| YOUR OBJECTIVE |
Copy the lines below as they are; omit the images they contain.
---*---
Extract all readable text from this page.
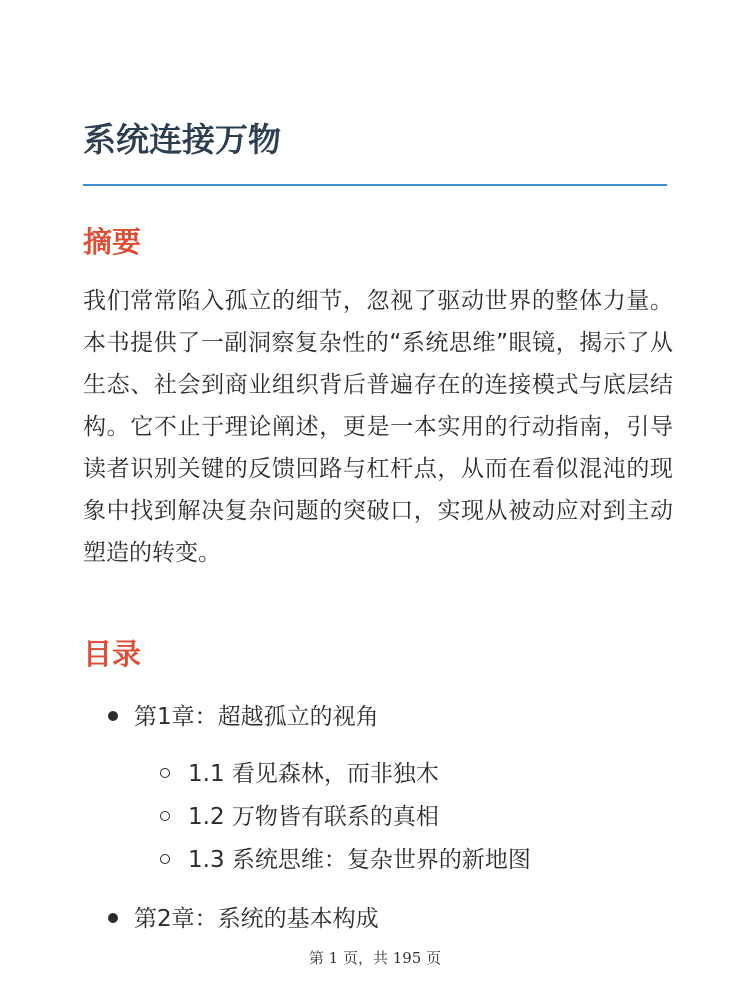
系统连接万物
摘要

我们常常陷入孤立的细节，忽视了驱动世界的整体力量。本书提供了一副洞察复杂性的“系统思维”眼镜，揭示了从生态、社会到商业组织背后普遍存在的连接模式与底层结构。它不止于理论阐述，更是一本实用的行动指南，引导读者识别关键的反馈回路与杠杆点，从而在看似混沌的现象中找到解决复杂问题的突破口，实现从被动应对到主动塑造的转变。

目录
第1章：超越孤立的视角
1.1 看见森林，而非独木
1.2 万物皆有联系的真相
1.3 系统思维：复杂世界的新地图
第2章：系统的基本构成
第 1 页，共 195 页
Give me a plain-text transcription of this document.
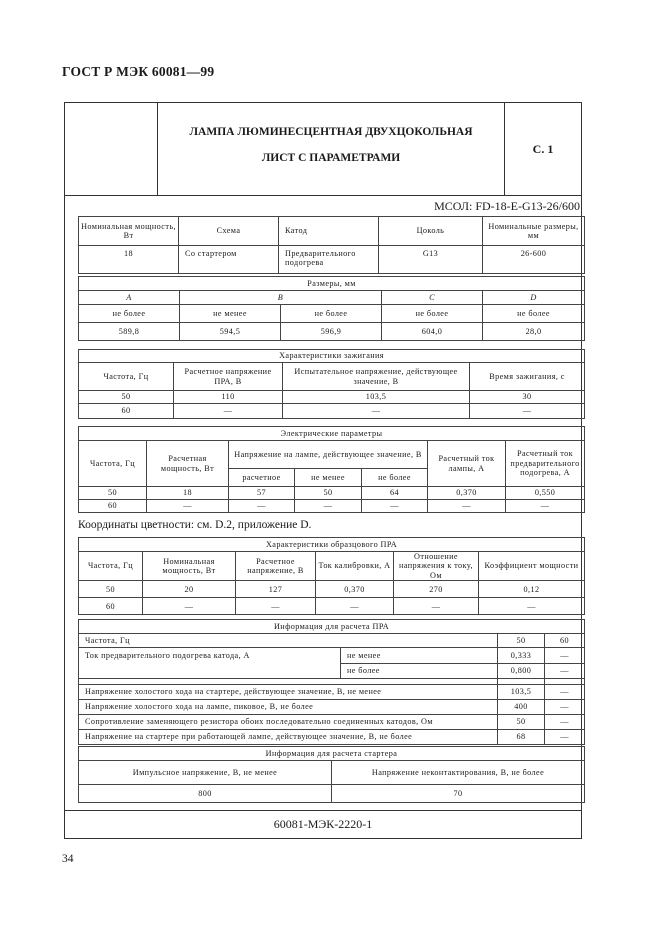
ГОСТ Р МЭК 60081—99
ЛАМПА ЛЮМИНЕСЦЕНТНАЯ ДВУХЦОКОЛЬНАЯ
ЛИСТ С ПАРАМЕТРАМИ
С. 1
МСОЛ: FD-18-E-G13-26/600
Номинальная мощность, Вт	Схема	Катод	Цоколь	Номинальные размеры, мм
18	Со стартером	Предварительного подогрева	G13	26-600
Размеры, мм				
A	B		C	D
не более	не менее	не более	не более	не более
589,8	594,5	596,9	604,0	28,0
Характеристики зажигания			
Частота, Гц	Расчетное напряжение ПРА, В	Испытательное напряжение, действующее значение, В	Время зажигания, с
50	110	103,5	30
60	—	—	—
Электрические параметры						
Частота, Гц	Расчетная мощность, Вт	Напряжение на лампе, действующее значение, В			Расчетный ток лампы, А	Расчетный ток предварительного подогрева, А
		расчетное	не менее	не более		
50	18	57	50	64	0,370	0,550
60	—	—	—	—	—	—
Координаты цветности: см. D.2, приложение D.
Характеристики образцового ПРА					
Частота, Гц	Номинальная мощность, Вт	Расчетное напряжение, В	Ток калибровки, А	Отношение напряжения к току, Ом	Коэффициент мощности
50	20	127	0,370	270	0,12
60	—	—	—	—	—
Информация для расчета ПРА			
Частота, Гц		50	60
Ток предварительного подогрева катода, А	не менее	0,333	—
	не более	0,800	—

Напряжение холостого хода на стартере, действующее значение, В, не менее		103,5	—
Напряжение холостого хода на лампе, пиковое, В, не более		400	—
Сопротивление заменяющего резистора обоих последовательно соединенных катодов, Ом		50	—
Напряжение на стартере при работающей лампе, действующее значение, В, не более		68	—
Информация для расчета стартера	
Импульсное напряжение, В, не менее	Напряжение неконтактирования, В, не более
800	70
60081-МЭК-2220-1
34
---*---
| WRITTEN ANSWER |
Extract all readable text from this page.
系统连接万物
摘要

我们常常陷入孤立的细节，忽视了驱动世界的整体力量。本书提供了一副洞察复杂性的“系统思维”眼镜，揭示了从生态、社会到商业组织背后普遍存在的连接模式与底层结构。它不止于理论阐述，更是一本实用的行动指南，引导读者识别关键的反馈回路与杠杆点，从而在看似混沌的现象中找到解决复杂问题的突破口，实现从被动应对到主动塑造的转变。

目录
第1章：超越孤立的视角
1.1 看见森林，而非独木
1.2 万物皆有联系的真相
1.3 系统思维：复杂世界的新地图
第2章：系统的基本构成
第 1 页，共 195 页
Give me a plain-text transcription of this document.
ГОСТ Р МЭК 60081—99
ЛАМПА ЛЮМИНЕСЦЕНТНАЯ ДВУХЦОКОЛЬНАЯ
ЛИСТ С ПАРАМЕТРАМИ
С. 1
МСОЛ: FD-18-E-G13-26/600
Номинальная мощность, Вт	Схема	Катод	Цоколь	Номинальные размеры, мм
18	Со стартером	Предварительного подогрева	G13	26-600
Размеры, мм				
A	B		C	D
не более	не менее	не более	не более	не более
589,8	594,5	596,9	604,0	28,0
Характеристики зажигания			
Частота, Гц	Расчетное напряжение ПРА, В	Испытательное напряжение, действующее значение, В	Время зажигания, с
50	110	103,5	30
60	—	—	—
Электрические параметры						
Частота, Гц	Расчетная мощность, Вт	Напряжение на лампе, действующее значение, В			Расчетный ток лампы, А	Расчетный ток предварительного подогрева, А
		расчетное	не менее	не более		
50	18	57	50	64	0,370	0,550
60	—	—	—	—	—	—
Координаты цветности: см. D.2, приложение D.
Характеристики образцового ПРА					
Частота, Гц	Номинальная мощность, Вт	Расчетное напряжение, В	Ток калибровки, А	Отношение напряжения к току, Ом	Коэффициент мощности
50	20	127	0,370	270	0,12
60	—	—	—	—	—
Информация для расчета ПРА			
Частота, Гц		50	60
Ток предварительного подогрева катода, А	не менее	0,333	—
	не более	0,800	—

Напряжение холостого хода на стартере, действующее значение, В, не менее		103,5	—
Напряжение холостого хода на лампе, пиковое, В, не более		400	—
Сопротивление заменяющего резистора обоих последовательно соединенных катодов, Ом		50	—
Напряжение на стартере при работающей лампе, действующее значение, В, не более		68	—
Информация для расчета стартера	
Импульсное напряжение, В, не менее	Напряжение неконтактирования, В, не более
800	70
60081-МЭК-2220-1
34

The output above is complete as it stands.